• INSTRUCTIONS FOR THE TASK: Output the records exactly as they appear, with no pictures included.

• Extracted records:
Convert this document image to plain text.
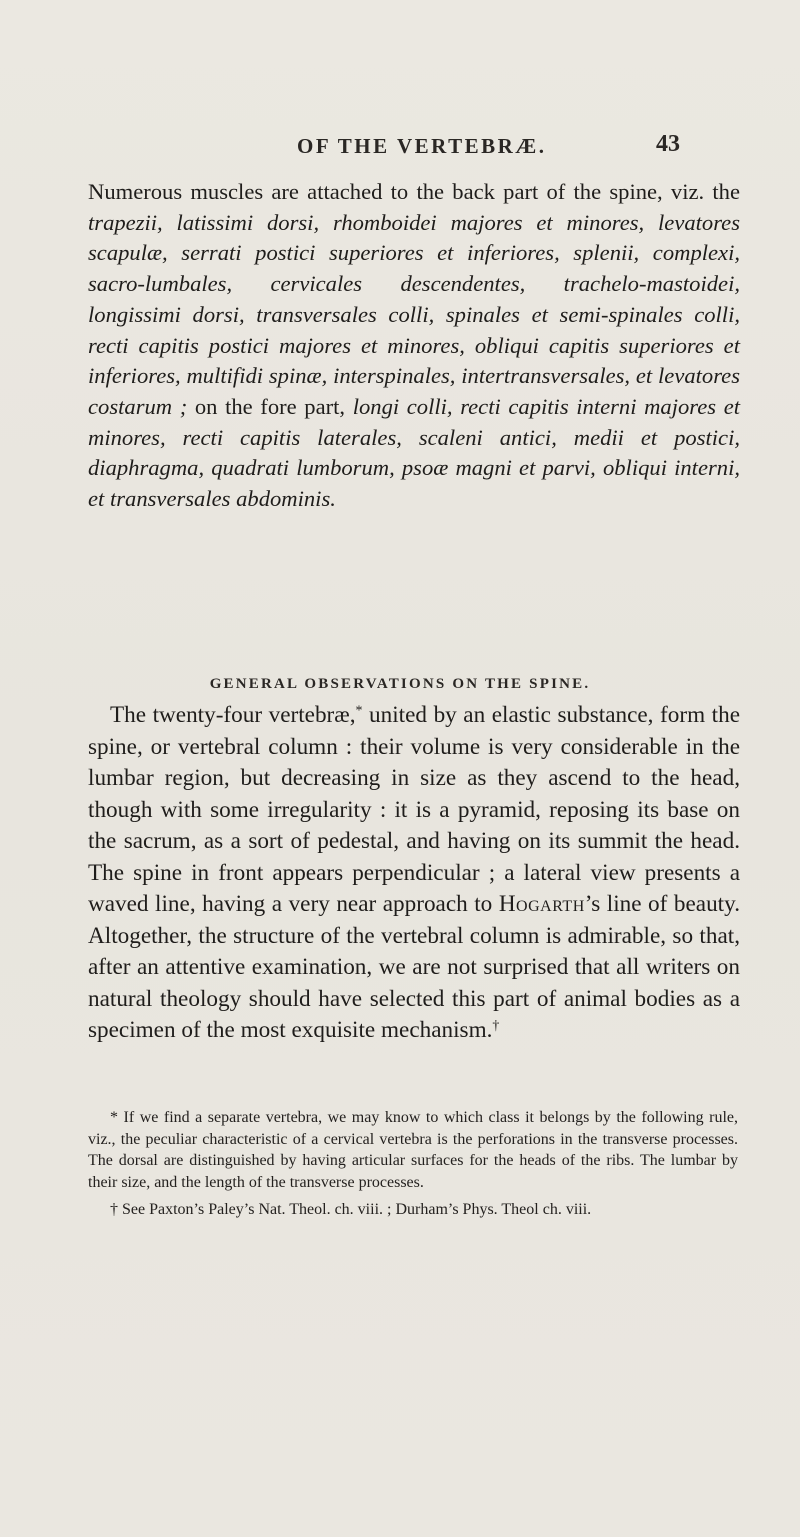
OF THE VERTEBRÆ.	43

Numerous muscles are attached to the back part of the spine, viz. the trapezii, latissimi dorsi, rhomboidei majores et minores, levatores scapulæ, serrati postici superiores et inferiores, splenii, complexi, sacro-lumbales, cervicales descendentes, trachelo-mastoidei, longissimi dorsi, transversales colli, spinales et semi-spinales colli, recti capitis postici majores et minores, obliqui capitis superiores et inferiores, multifidi spinæ, interspinales, intertransversales, et levatores costarum ; on the fore part, longi colli, recti capitis interni majores et minores, recti capitis laterales, scaleni antici, medii et postici, diaphragma, quadrati lumborum, psoæ magni et parvi, obliqui interni, et transversales abdominis.

GENERAL OBSERVATIONS ON THE SPINE.

The twenty-four vertebræ,* united by an elastic substance, form the spine, or vertebral column : their volume is very considerable in the lumbar region, but decreasing in size as they ascend to the head, though with some irregularity : it is a pyramid, reposing its base on the sacrum, as a sort of pedestal, and having on its summit the head. The spine in front appears perpendicular ; a lateral view presents a waved line, having a very near approach to Hogarth’s line of beauty. Altogether, the structure of the vertebral column is admirable, so that, after an attentive examination, we are not surprised that all writers on natural theology should have selected this part of animal bodies as a specimen of the most exquisite mechanism.†

* If we find a separate vertebra, we may know to which class it belongs by the following rule, viz., the peculiar characteristic of a cervical vertebra is the perforations in the transverse processes. The dorsal are distinguished by having articular surfaces for the heads of the ribs. The lumbar by their size, and the length of the transverse processes.

† See Paxton’s Paley’s Nat. Theol. ch. viii. ; Durham’s Phys. Theol ch. viii.
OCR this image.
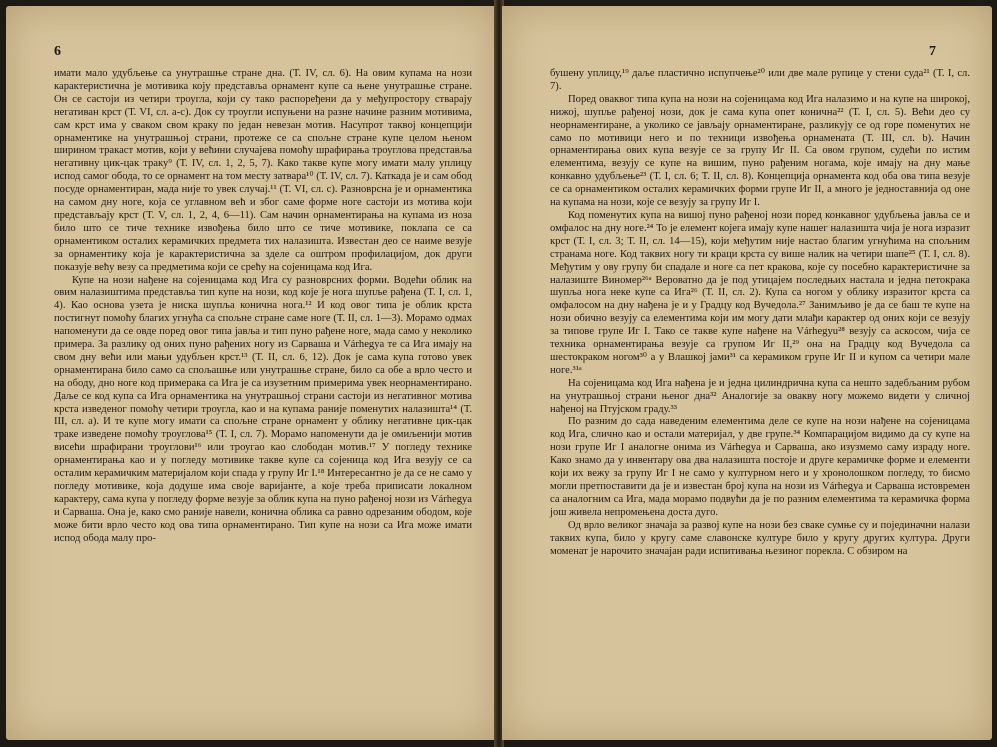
6

имати мало удубљење са унутрашње стране дна. (Т. IV, сл. 6). На овим купама на нози карактеристична је мотивика коју представља орнамент купе са њене унутрашње стране. Он се састоји из четири троугла, који су тако распоређени да у међупростору стварају негативан крст (Т. VI, сл. а-с). Док су троугли испуњени на разне начине разним мотивима, сам крст има у сваком свом краку по један невезан мотив. Насупрот таквој концепцији орнаментике на унутрашњој страни, протеже се са спољне стране купе целом њеном ширином тракаст мотив, који у већини случајева помоћу шрафирања троуглова представља негативну цик-цак траку⁹ (Т. IV, сл. 1, 2, 5, 7). Како такве купе могу имати малу уплицу испод самог обода, то се орнамент на том месту затвара¹⁰ (Т. IV, сл. 7). Каткада је и сам обод посуде орнаментиран, мада није то увек случај.¹¹ (Т. VI, сл. с). Разноврсна је и орнаментика на самом дну ноге, која се углавном већ и због саме форме ноге састоји из мотива који представљају крст (Т. V, сл. 1, 2, 4, 6—11). Сам начин орнаментирања на купама из ноза било што се тиче технике извођења било што се тиче мотивике, поклапа се са орнаментиком осталих керамичких предмета тих налазишта. Известан део се наиме везује за орнаментику која је карактеристична за зделе са оштром профилацијом, док други показује већу везу са предметима који се срећу на сојеницама код Ига.

Купе на нози нађене на сојеницама код Ига су разноврсних форми. Водећи облик на овим налазиштима представља тип купе на нози, код које је нога шупље рађена (Т. I, сл. 1, 4). Као основа узета је ниска шупља конична нога.¹² И код овог типа је облик крста постигнут помоћу благих угнућа са спољне стране саме ноге (Т. II, сл. 1—3). Морамо одмах напоменути да се овде поред овог типа јавља и тип пуно рађене ноге, мада само у неколико примера. За разлику од оних пуно рађених ногу из Сарваша и Várhegya те са Ига имају на свом дну већи или мањи удубљен крст.¹³ (Т. II, сл. 6, 12). Док је сама купа готово увек орнаментирана било само са спољашње или унутрашње стране, било са обе а врло често и на ободу, дно ноге код примерака са Ига је са изузетним примерима увек неорнаментирано. Даље се код купа са Ига орнаментика на унутрашњој страни састоји из негативног мотива крста изведеног помоћу четири троугла, као и на купама раније поменутих налазишта¹⁴ (Т. III, сл. а). И те купе могу имати са спољне стране орнамент у облику негативне цик-цак траке изведене помоћу троуглова¹⁵ (Т. I, сл. 7). Морамо напоменути да је омиљенији мотив висећи шрафирани троуглови¹⁶ или троугао као слободан мотив.¹⁷ У погледу технике орнаментирања као и у погледу мотивике такве купе са сојеница код Ига везују се са осталим керамичким материјалом који спада у групу Иг I.¹⁸ Интересантно је да се не само у погледу мотивике, која додуше има своје варијанте, а које треба приписати локалном карактеру, сама купа у погледу форме везује за облик купа на пуно рађеној нози из Várhegya и Сарваша. Она је, како смо раније навели, конична облика са равно одрезаним ободом, које може бити врло често код ова типа орнаментирано. Тип купе на нози са Ига може имати испод обода малу про-

7

бушену уплицу,¹⁹ даље пластично испупчење²⁰ или две мале рупице у стени суда²¹ (Т. I, сл. 7).

Поред оваквог типа купа на нози на сојеницама код Ига налазимо и на купе на широкој, нижој, шупље рађеној нози, док је сама купа опет конична²² (Т. I, сл. 5). Већи део су неорнаментиране, а уколико се јављају орнаментиране, разликују се од горе поменутих не само по мотивици него и по техници извођења орнамената (Т. III, сл. b). Начин орнаментирања ових купа везује се за групу Иг II. Са овом групом, судећи по истим елементима, везују се купе на вишим, пуно рађеним ногама, које имају на дну мање конкавно удубљење²³ (Т. I, сл. 6; Т. II, сл. 8). Концепција орнамента код оба ова типа везује се са орнаментиком осталих керамичких форми групе Иг II, а много је једноставнија од оне на купама на нози, које се везују за групу Иг I.

Код поменутих купа на вишој пуно рађеној нози поред конкавног удубљења јавља се и омфалос на дну ноге.²⁴ То је елемент којега имају купе нашег налазишта чија је нога изразит крст (Т. I, сл. 3; Т. II, сл. 14—15), који међутим није настао благим угнућима на спољним странама ноге. Код таквих ногу ти краци крста су више налик на четири шапе²⁵ (Т. I, сл. 8). Међутим у ову групу би спадале и ноге са пет кракова, које су посебно карактеристичне за налазиште Виномер²⁶ᵃ Вероватно да је под утицајем последњих настала и једна петокрака шупља нога неке купе са Ига²⁶ (Т. II, сл. 2). Купа са ногом у облику изразитог крста са омфалосом на дну нађена је и у Градцу код Вучедола.²⁷ Занимљиво је да се баш те купе на нози обично везују са елементима који им могу дати млађи карактер од оних који се везују за типове групе Иг I. Тако се такве купе нађене на Várhegyu²⁸ везују са аскосом, чија се техника орнаментирања везује са групом Иг II,²⁹ она на Градцу код Вучедола са шестокраком ногом³⁰ а у Влашкој јами³¹ са керамиком групе Иг II и купом са четири мале ноге.³¹ᵃ

На сојеницама код Ига нађена је и једна цилиндрична купа са нешто задебљаним рубом на унутрашњој страни њеног дна³² Аналогије за овакву ногу можемо видети у сличној нађеној на Птујском граду.³³

По разним до сада наведеним елементима деле се купе на нози нађене на сојеницама код Ига, слично као и остали материјал, у две групе.³⁴ Компарацијом видимо да су купе на нози групе Иг I аналогне онима из Várhegya и Сарваша, ако изузмемо саму израду ноге. Како знамо да у инвентару ова два налазишта постоје и друге керамичке форме и елементи који их вежу за групу Иг I не само у културном него и у хронолошком погледу, то бисмо могли претпоставити да је и известан број купа на нози из Várhegya и Сарваша истовремен са аналогним са Ига, мада морамо подвући да је по разним елементима та керамичка форма још живела непромењена доста дуго.

Од врло великог значаја за развој купе на нози без сваке сумње су и појединачни налази таквих купа, било у кругу саме славонске културе било у кругу других култура. Други моменат је нарочито значајан ради испитивања њезиног порекла. С обзиром на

• REPLY TO THE TASK:
Convert this document image to plain text.
OF THE VERTEBRÆ.	43

Numerous muscles are attached to the back part of the spine, viz. the trapezii, latissimi dorsi, rhomboidei majores et minores, levatores scapulæ, serrati postici superiores et inferiores, splenii, complexi, sacro-lumbales, cervicales descendentes, trachelo-mastoidei, longissimi dorsi, transversales colli, spinales et semi-spinales colli, recti capitis postici majores et minores, obliqui capitis superiores et inferiores, multifidi spinæ, interspinales, intertransversales, et levatores costarum ; on the fore part, longi colli, recti capitis interni majores et minores, recti capitis laterales, scaleni antici, medii et postici, diaphragma, quadrati lumborum, psoæ magni et parvi, obliqui interni, et transversales abdominis.

GENERAL OBSERVATIONS ON THE SPINE.

The twenty-four vertebræ,* united by an elastic substance, form the spine, or vertebral column : their volume is very considerable in the lumbar region, but decreasing in size as they ascend to the head, though with some irregularity : it is a pyramid, reposing its base on the sacrum, as a sort of pedestal, and having on its summit the head. The spine in front appears perpendicular ; a lateral view presents a waved line, having a very near approach to Hogarth’s line of beauty. Altogether, the structure of the vertebral column is admirable, so that, after an attentive examination, we are not surprised that all writers on natural theology should have selected this part of animal bodies as a specimen of the most exquisite mechanism.†

* If we find a separate vertebra, we may know to which class it belongs by the following rule, viz., the peculiar characteristic of a cervical vertebra is the perforations in the transverse processes. The dorsal are distinguished by having articular surfaces for the heads of the ribs. The lumbar by their size, and the length of the transverse processes.

† See Paxton’s Paley’s Nat. Theol. ch. viii. ; Durham’s Phys. Theol ch. viii.
OCR this image.
6

имати мало удубљење са унутрашње стране дна. (Т. IV, сл. 6). На овим купама на нози карактеристична је мотивика коју представља орнамент купе са њене унутрашње стране. Он се састоји из четири троугла, који су тако распоређени да у међупростору стварају негативан крст (Т. VI, сл. а-с). Док су троугли испуњени на разне начине разним мотивима, сам крст има у сваком свом краку по један невезан мотив. Насупрот таквој концепцији орнаментике на унутрашњој страни, протеже се са спољне стране купе целом њеном ширином тракаст мотив, који у већини случајева помоћу шрафирања троуглова представља негативну цик-цак траку⁹ (Т. IV, сл. 1, 2, 5, 7). Како такве купе могу имати малу уплицу испод самог обода, то се орнамент на том месту затвара¹⁰ (Т. IV, сл. 7). Каткада је и сам обод посуде орнаментиран, мада није то увек случај.¹¹ (Т. VI, сл. с). Разноврсна је и орнаментика на самом дну ноге, која се углавном већ и због саме форме ноге састоји из мотива који представљају крст (Т. V, сл. 1, 2, 4, 6—11). Сам начин орнаментирања на купама из ноза било што се тиче технике извођења било што се тиче мотивике, поклапа се са орнаментиком осталих керамичких предмета тих налазишта. Известан део се наиме везује за орнаментику која је карактеристична за зделе са оштром профилацијом, док други показује већу везу са предметима који се срећу на сојеницама код Ига.

Купе на нози нађене на сојеницама код Ига су разноврсних форми. Водећи облик на овим налазиштима представља тип купе на нози, код које је нога шупље рађена (Т. I, сл. 1, 4). Као основа узета је ниска шупља конична нога.¹² И код овог типа је облик крста постигнут помоћу благих угнућа са спољне стране саме ноге (Т. II, сл. 1—3). Морамо одмах напоменути да се овде поред овог типа јавља и тип пуно рађене ноге, мада само у неколико примера. За разлику од оних пуно рађених ногу из Сарваша и Várhegya те са Ига имају на свом дну већи или мањи удубљен крст.¹³ (Т. II, сл. 6, 12). Док је сама купа готово увек орнаментирана било само са спољашње или унутрашње стране, било са обе а врло често и на ободу, дно ноге код примерака са Ига је са изузетним примерима увек неорнаментирано. Даље се код купа са Ига орнаментика на унутрашњој страни састоји из негативног мотива крста изведеног помоћу четири троугла, као и на купама раније поменутих налазишта¹⁴ (Т. III, сл. а). И те купе могу имати са спољне стране орнамент у облику негативне цик-цак траке изведене помоћу троуглова¹⁵ (Т. I, сл. 7). Морамо напоменути да је омиљенији мотив висећи шрафирани троуглови¹⁶ или троугао као слободан мотив.¹⁷ У погледу технике орнаментирања као и у погледу мотивике такве купе са сојеница код Ига везују се са осталим керамичким материјалом који спада у групу Иг I.¹⁸ Интересантно је да се не само у погледу мотивике, која додуше има своје варијанте, а које треба приписати локалном карактеру, сама купа у погледу форме везује за облик купа на пуно рађеној нози из Várhegya и Сарваша. Она је, како смо раније навели, конична облика са равно одрезаним ободом, које може бити врло често код ова типа орнаментирано. Тип купе на нози са Ига може имати испод обода малу про-

7

бушену уплицу,¹⁹ даље пластично испупчење²⁰ или две мале рупице у стени суда²¹ (Т. I, сл. 7).

Поред оваквог типа купа на нози на сојеницама код Ига налазимо и на купе на широкој, нижој, шупље рађеној нози, док је сама купа опет конична²² (Т. I, сл. 5). Већи део су неорнаментиране, а уколико се јављају орнаментиране, разликују се од горе поменутих не само по мотивици него и по техници извођења орнамената (Т. III, сл. b). Начин орнаментирања ових купа везује се за групу Иг II. Са овом групом, судећи по истим елементима, везују се купе на вишим, пуно рађеним ногама, које имају на дну мање конкавно удубљење²³ (Т. I, сл. 6; Т. II, сл. 8). Концепција орнамента код оба ова типа везује се са орнаментиком осталих керамичких форми групе Иг II, а много је једноставнија од оне на купама на нози, које се везују за групу Иг I.

Код поменутих купа на вишој пуно рађеној нози поред конкавног удубљења јавља се и омфалос на дну ноге.²⁴ То је елемент којега имају купе нашег налазишта чија је нога изразит крст (Т. I, сл. 3; Т. II, сл. 14—15), који међутим није настао благим угнућима на спољним странама ноге. Код таквих ногу ти краци крста су више налик на четири шапе²⁵ (Т. I, сл. 8). Међутим у ову групу би спадале и ноге са пет кракова, које су посебно карактеристичне за налазиште Виномер²⁶ᵃ Вероватно да је под утицајем последњих настала и једна петокрака шупља нога неке купе са Ига²⁶ (Т. II, сл. 2). Купа са ногом у облику изразитог крста са омфалосом на дну нађена је и у Градцу код Вучедола.²⁷ Занимљиво је да се баш те купе на нози обично везују са елементима који им могу дати млађи карактер од оних који се везују за типове групе Иг I. Тако се такве купе нађене на Várhegyu²⁸ везују са аскосом, чија се техника орнаментирања везује са групом Иг II,²⁹ она на Градцу код Вучедола са шестокраком ногом³⁰ а у Влашкој јами³¹ са керамиком групе Иг II и купом са четири мале ноге.³¹ᵃ

На сојеницама код Ига нађена је и једна цилиндрична купа са нешто задебљаним рубом на унутрашњој страни њеног дна³² Аналогије за овакву ногу можемо видети у сличној нађеној на Птујском граду.³³

По разним до сада наведеним елементима деле се купе на нози нађене на сојеницама код Ига, слично као и остали материјал, у две групе.³⁴ Компарацијом видимо да су купе на нози групе Иг I аналогне онима из Várhegya и Сарваша, ако изузмемо саму израду ноге. Како знамо да у инвентару ова два налазишта постоје и друге керамичке форме и елементи који их вежу за групу Иг I не само у културном него и у хронолошком погледу, то бисмо могли претпоставити да је и известан број купа на нози из Várhegya и Сарваша истовремен са аналогним са Ига, мада морамо подвући да је по разним елементима та керамичка форма још живела непромењена доста дуго.

Од врло великог значаја за развој купе на нози без сваке сумње су и појединачни налази таквих купа, било у кругу саме славонске културе било у кругу других култура. Други моменат је нарочито значајан ради испитивања њезиног порекла. С обзиром на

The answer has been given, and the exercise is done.